Figure record listings
■ ■ ■

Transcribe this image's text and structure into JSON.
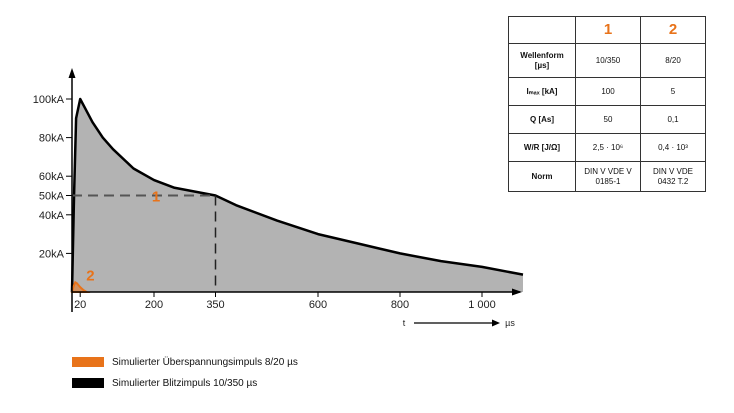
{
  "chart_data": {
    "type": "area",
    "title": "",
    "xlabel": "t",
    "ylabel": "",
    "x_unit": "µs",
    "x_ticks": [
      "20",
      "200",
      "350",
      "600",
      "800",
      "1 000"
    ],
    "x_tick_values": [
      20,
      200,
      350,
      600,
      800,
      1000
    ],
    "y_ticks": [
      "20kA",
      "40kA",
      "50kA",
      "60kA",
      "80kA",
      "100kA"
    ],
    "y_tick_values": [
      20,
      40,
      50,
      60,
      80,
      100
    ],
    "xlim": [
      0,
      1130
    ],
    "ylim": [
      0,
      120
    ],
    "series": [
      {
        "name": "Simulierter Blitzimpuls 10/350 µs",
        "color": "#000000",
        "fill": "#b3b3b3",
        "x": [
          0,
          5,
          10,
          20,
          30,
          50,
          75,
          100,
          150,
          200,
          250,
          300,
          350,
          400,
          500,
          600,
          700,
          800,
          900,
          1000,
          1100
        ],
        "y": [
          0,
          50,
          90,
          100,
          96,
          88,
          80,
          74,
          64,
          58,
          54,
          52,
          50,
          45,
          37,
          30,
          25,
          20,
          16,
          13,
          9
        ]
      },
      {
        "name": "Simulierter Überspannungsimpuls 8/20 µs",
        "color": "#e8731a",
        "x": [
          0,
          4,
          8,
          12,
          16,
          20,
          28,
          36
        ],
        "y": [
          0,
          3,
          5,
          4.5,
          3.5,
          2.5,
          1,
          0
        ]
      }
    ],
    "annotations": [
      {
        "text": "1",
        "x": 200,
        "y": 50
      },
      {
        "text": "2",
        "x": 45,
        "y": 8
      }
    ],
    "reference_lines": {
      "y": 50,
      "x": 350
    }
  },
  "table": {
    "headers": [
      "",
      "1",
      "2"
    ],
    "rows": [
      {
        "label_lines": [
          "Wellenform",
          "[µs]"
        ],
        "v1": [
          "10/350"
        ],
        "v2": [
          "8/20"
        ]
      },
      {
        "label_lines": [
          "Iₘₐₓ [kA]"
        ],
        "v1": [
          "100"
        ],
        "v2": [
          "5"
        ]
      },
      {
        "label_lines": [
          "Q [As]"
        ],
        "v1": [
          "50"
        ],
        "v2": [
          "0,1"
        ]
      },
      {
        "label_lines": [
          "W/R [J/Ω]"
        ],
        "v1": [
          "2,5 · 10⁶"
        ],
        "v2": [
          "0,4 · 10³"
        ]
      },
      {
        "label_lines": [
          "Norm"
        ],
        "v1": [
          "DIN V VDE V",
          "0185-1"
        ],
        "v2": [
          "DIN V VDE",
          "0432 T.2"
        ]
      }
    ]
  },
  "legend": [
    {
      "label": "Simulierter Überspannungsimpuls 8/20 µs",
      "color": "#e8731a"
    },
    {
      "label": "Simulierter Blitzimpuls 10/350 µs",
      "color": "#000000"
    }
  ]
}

■ ■ ■

Work required: Find the lines with the string "name" and reproduce them.

Exercise answer:
        "name": "Simulierter Blitzimpuls 10/350 µs",
        "name": "Simulierter Überspannungsimpuls 8/20 µs",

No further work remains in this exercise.